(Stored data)
****************

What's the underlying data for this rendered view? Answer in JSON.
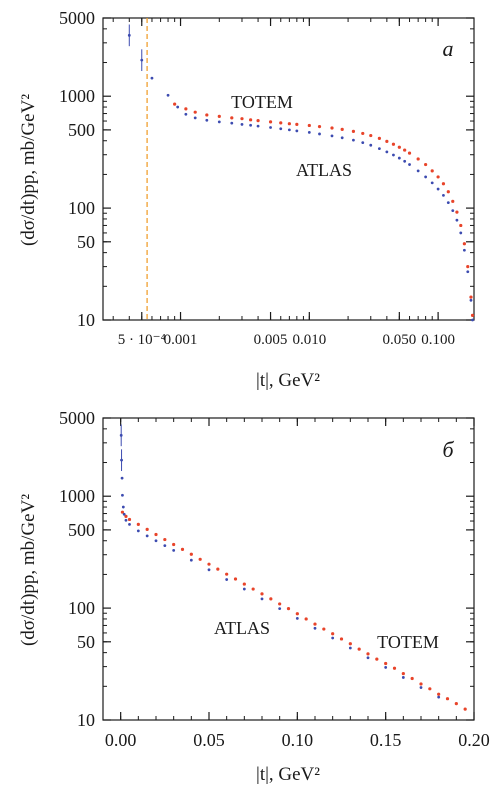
{
  "chart_data": [
    {
      "type": "scatter",
      "panel_label": "a",
      "xscale": "log",
      "yscale": "log",
      "xlim": [
        0.00025,
        0.19
      ],
      "ylim": [
        10,
        5000
      ],
      "xlabel": "|t|, GeV²",
      "ylabel": "(dσ/dt)pp, mb/GeV²",
      "x_ticks": [
        {
          "value": 0.0005,
          "label": "5 · 10⁻⁴"
        },
        {
          "value": 0.001,
          "label": "0.001"
        },
        {
          "value": 0.005,
          "label": "0.005"
        },
        {
          "value": 0.01,
          "label": "0.010"
        },
        {
          "value": 0.05,
          "label": "0.050"
        },
        {
          "value": 0.1,
          "label": "0.100"
        }
      ],
      "y_ticks": [
        {
          "value": 10,
          "label": "10"
        },
        {
          "value": 50,
          "label": "50"
        },
        {
          "value": 100,
          "label": "100"
        },
        {
          "value": 500,
          "label": "500"
        },
        {
          "value": 1000,
          "label": "1000"
        },
        {
          "value": 5000,
          "label": "5000"
        }
      ],
      "vline": {
        "x": 0.00055,
        "color": "#f0a030"
      },
      "series": [
        {
          "name": "TOTEM",
          "color": "#e8442a",
          "x": [
            0.0009,
            0.0011,
            0.0013,
            0.0016,
            0.002,
            0.0025,
            0.003,
            0.0035,
            0.004,
            0.005,
            0.006,
            0.007,
            0.008,
            0.01,
            0.012,
            0.015,
            0.018,
            0.022,
            0.026,
            0.03,
            0.035,
            0.04,
            0.045,
            0.05,
            0.055,
            0.06,
            0.07,
            0.08,
            0.09,
            0.1,
            0.11,
            0.12,
            0.13,
            0.14,
            0.15,
            0.16,
            0.17,
            0.18,
            0.185
          ],
          "y": [
            850,
            770,
            720,
            680,
            660,
            640,
            630,
            615,
            605,
            590,
            578,
            568,
            560,
            548,
            535,
            520,
            505,
            485,
            465,
            445,
            420,
            395,
            372,
            350,
            330,
            310,
            275,
            245,
            215,
            190,
            165,
            140,
            115,
            92,
            70,
            48,
            30,
            16,
            11
          ]
        },
        {
          "name": "ATLAS",
          "color": "#3c4bb0",
          "x": [
            0.0004,
            0.0005,
            0.0006,
            0.0008,
            0.00095,
            0.0011,
            0.0013,
            0.0016,
            0.002,
            0.0025,
            0.003,
            0.0035,
            0.004,
            0.005,
            0.006,
            0.007,
            0.008,
            0.01,
            0.012,
            0.015,
            0.018,
            0.022,
            0.026,
            0.03,
            0.035,
            0.04,
            0.045,
            0.05,
            0.055,
            0.06,
            0.07,
            0.08,
            0.09,
            0.1,
            0.11,
            0.12,
            0.13,
            0.14,
            0.15,
            0.16,
            0.17,
            0.18,
            0.185
          ],
          "y": [
            3500,
            2100,
            1450,
            1020,
            800,
            690,
            640,
            610,
            590,
            575,
            560,
            550,
            540,
            525,
            512,
            500,
            490,
            475,
            460,
            442,
            425,
            405,
            385,
            365,
            340,
            318,
            298,
            280,
            262,
            245,
            215,
            190,
            168,
            148,
            130,
            112,
            95,
            78,
            60,
            42,
            27,
            15,
            10
          ]
        }
      ],
      "annotations": [
        {
          "text": "TOTEM"
        },
        {
          "text": "ATLAS"
        }
      ]
    },
    {
      "type": "scatter",
      "panel_label": "б",
      "xscale": "linear",
      "yscale": "log",
      "xlim": [
        -0.01,
        0.2
      ],
      "ylim": [
        10,
        5000
      ],
      "xlabel": "|t|, GeV²",
      "ylabel": "(dσ/dt)pp, mb/GeV²",
      "x_ticks": [
        {
          "value": 0.0,
          "label": "0.00"
        },
        {
          "value": 0.05,
          "label": "0.05"
        },
        {
          "value": 0.1,
          "label": "0.10"
        },
        {
          "value": 0.15,
          "label": "0.15"
        },
        {
          "value": 0.2,
          "label": "0.20"
        }
      ],
      "y_ticks": [
        {
          "value": 10,
          "label": "10"
        },
        {
          "value": 50,
          "label": "50"
        },
        {
          "value": 100,
          "label": "100"
        },
        {
          "value": 500,
          "label": "500"
        },
        {
          "value": 1000,
          "label": "1000"
        },
        {
          "value": 5000,
          "label": "5000"
        }
      ],
      "series": [
        {
          "name": "TOTEM",
          "color": "#e8442a",
          "x": [
            0.001,
            0.003,
            0.005,
            0.01,
            0.015,
            0.02,
            0.025,
            0.03,
            0.035,
            0.04,
            0.045,
            0.05,
            0.055,
            0.06,
            0.065,
            0.07,
            0.075,
            0.08,
            0.085,
            0.09,
            0.095,
            0.1,
            0.105,
            0.11,
            0.115,
            0.12,
            0.125,
            0.13,
            0.135,
            0.14,
            0.145,
            0.15,
            0.155,
            0.16,
            0.165,
            0.17,
            0.175,
            0.18,
            0.185,
            0.19,
            0.195
          ],
          "y": [
            720,
            660,
            620,
            560,
            505,
            455,
            410,
            370,
            335,
            303,
            273,
            247,
            223,
            201,
            182,
            164,
            148,
            134,
            121,
            109,
            99,
            89,
            80,
            72,
            65,
            59,
            53,
            48,
            43,
            39,
            35,
            32,
            29,
            26,
            23.5,
            21,
            19,
            17,
            15.5,
            14,
            12.5
          ]
        },
        {
          "name": "ATLAS",
          "color": "#3c4bb0",
          "x": [
            0.0003,
            0.0005,
            0.0008,
            0.001,
            0.0015,
            0.002,
            0.003,
            0.005,
            0.01,
            0.015,
            0.02,
            0.025,
            0.03,
            0.04,
            0.05,
            0.06,
            0.07,
            0.08,
            0.09,
            0.1,
            0.11,
            0.12,
            0.13,
            0.14,
            0.15,
            0.16,
            0.17,
            0.18
          ],
          "y": [
            3500,
            2100,
            1450,
            1020,
            800,
            690,
            610,
            560,
            490,
            442,
            400,
            362,
            328,
            268,
            220,
            180,
            148,
            121,
            99,
            81,
            66,
            54,
            44,
            36,
            29.5,
            24,
            19.5,
            16
          ]
        }
      ],
      "annotations": [
        {
          "text": "ATLAS"
        },
        {
          "text": "TOTEM"
        }
      ]
    }
  ]
}
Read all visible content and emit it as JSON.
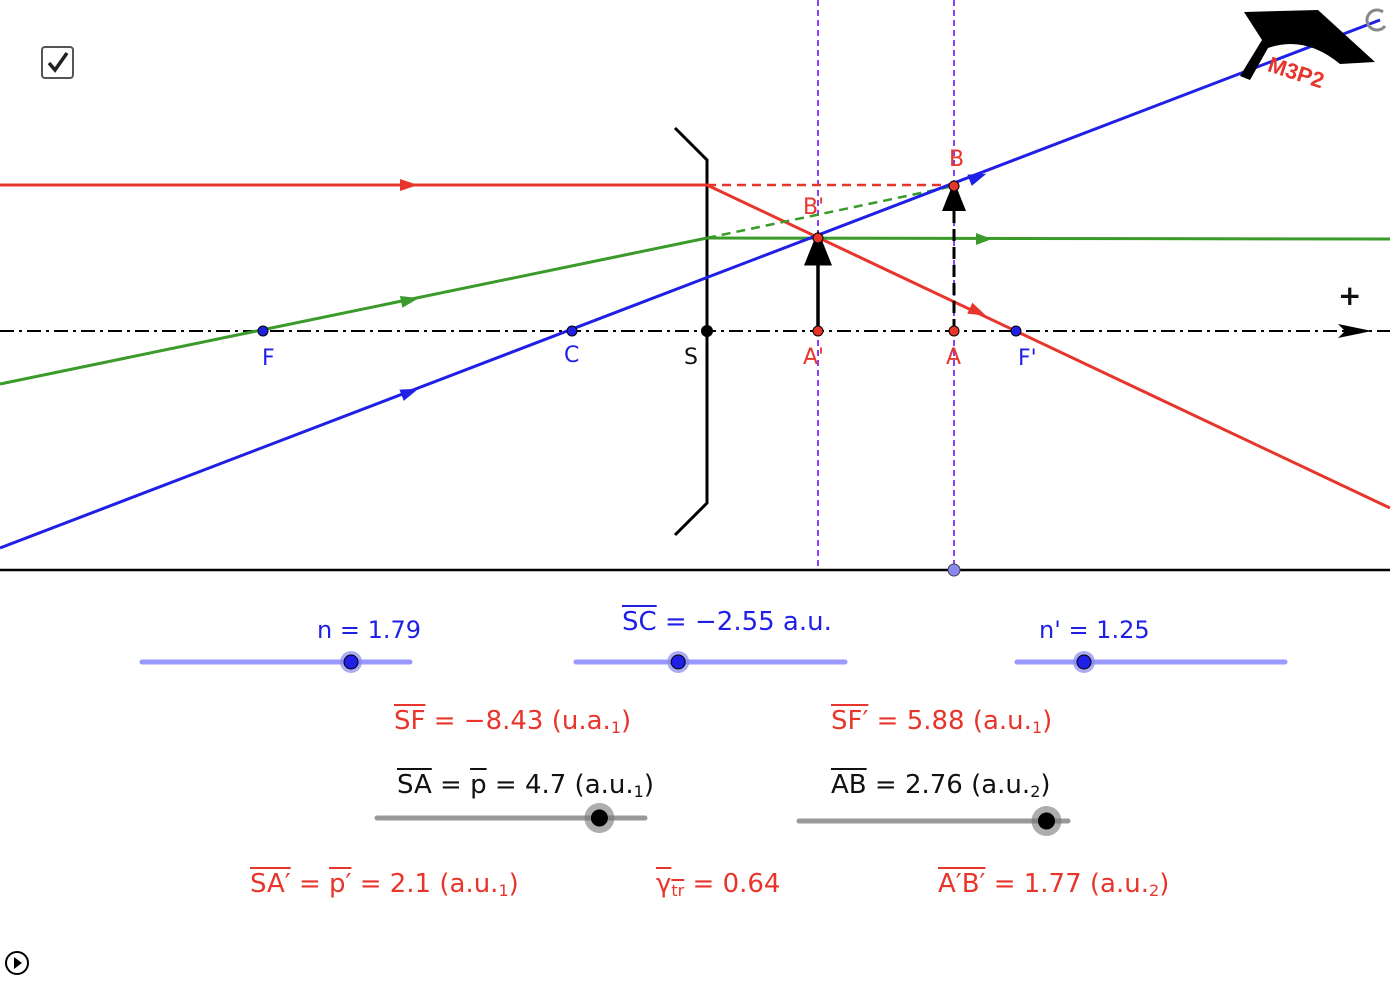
{
  "checkbox": {
    "checked": true
  },
  "points": {
    "F": "F",
    "C": "C",
    "S": "S",
    "A_prime": "A'",
    "A": "A",
    "F_prime": "F'",
    "B": "B",
    "B_prime": "B'"
  },
  "axis_direction_label": "+",
  "logo_text": "M3P2",
  "colors": {
    "red": "#e8352b",
    "blue": "#1f1fe6",
    "green": "#3a9a2a",
    "purple": "#8a3ffc",
    "slider_blue": "#9999ff",
    "slider_gray": "#999999"
  },
  "sliders": {
    "n": {
      "label": "n = 1.79",
      "value": 1.79,
      "fraction": 0.78
    },
    "SC": {
      "sym": "SC",
      "rest": " = −2.55 a.u.",
      "value": -2.55,
      "fraction": 0.38
    },
    "n_prime": {
      "label": "n' = 1.25",
      "value": 1.25,
      "fraction": 0.25
    },
    "SA": {
      "sym": "SA",
      "eq": " = ",
      "p": "p",
      "rest": " = 4.7 (a.u.",
      "sub": "1",
      "close": ")",
      "value": 4.7,
      "fraction": 0.83
    },
    "AB": {
      "sym": "AB",
      "rest": " =  2.76 (a.u.",
      "sub": "2",
      "close": ")",
      "value": 2.76,
      "fraction": 0.92
    }
  },
  "results": {
    "SF": {
      "sym": "SF",
      "rest": " = −8.43 (u.a.",
      "sub": "1",
      "close": ")"
    },
    "SF_prime": {
      "sym": "SF′",
      "rest": " = 5.88 (a.u.",
      "sub": "1",
      "close": ")"
    },
    "SA_prime": {
      "sym": "SA′",
      "eq": " = ",
      "p": "p′",
      "rest": " = 2.1 (a.u.",
      "sub": "1",
      "close": ")"
    },
    "gamma": {
      "sym": "γ",
      "sub": "tr",
      "rest": " = 0.64"
    },
    "AB_prime": {
      "sym": "A′B′",
      "rest": " = 1.77 (a.u.",
      "sub": "2",
      "close": ")"
    }
  }
}
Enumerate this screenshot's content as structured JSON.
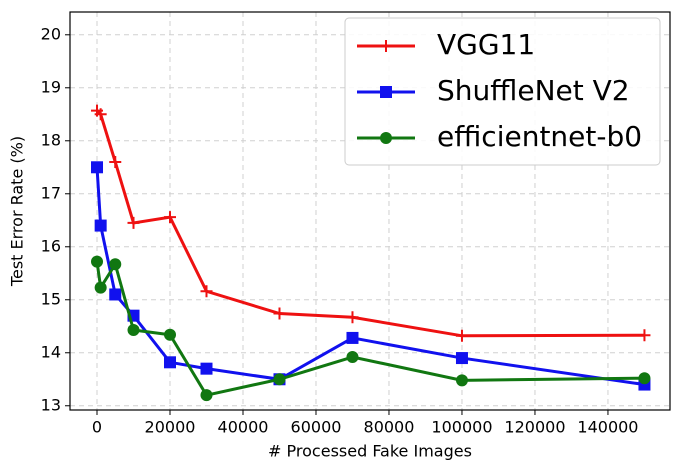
{
  "chart_data": {
    "type": "line",
    "xlabel": "# Processed Fake Images",
    "ylabel": "Test Error Rate (%)",
    "x": [
      0,
      1000,
      5000,
      10000,
      20000,
      30000,
      50000,
      70000,
      100000,
      150000
    ],
    "series": [
      {
        "name": "VGG11",
        "color": "#ee1111",
        "marker": "plus",
        "values": [
          18.57,
          18.5,
          17.6,
          16.45,
          16.56,
          15.16,
          14.74,
          14.67,
          14.32,
          14.33
        ]
      },
      {
        "name": "ShuffleNet V2",
        "color": "#1111ee",
        "marker": "square",
        "values": [
          17.5,
          16.4,
          15.1,
          14.7,
          13.82,
          13.7,
          13.5,
          14.28,
          13.9,
          13.4
        ]
      },
      {
        "name": "efficientnet-b0",
        "color": "#117711",
        "marker": "circle",
        "values": [
          15.72,
          15.23,
          15.67,
          14.43,
          14.34,
          13.2,
          13.5,
          13.92,
          13.48,
          13.52
        ]
      }
    ],
    "xlim": [
      -7400,
      157000
    ],
    "ylim": [
      12.92,
      20.43
    ],
    "xticks": [
      0,
      20000,
      40000,
      60000,
      80000,
      100000,
      120000,
      140000
    ],
    "yticks": [
      13,
      14,
      15,
      16,
      17,
      18,
      19,
      20
    ],
    "grid": true,
    "legend": "upper right"
  }
}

****************

- _Task statement_
From the listing, copy every line where the string "this" appears.

- _Solution to the exercise_
What's the underlying data for this rendered view? Answer in JSON.
Enumerate this screenshot's content as structured JSON.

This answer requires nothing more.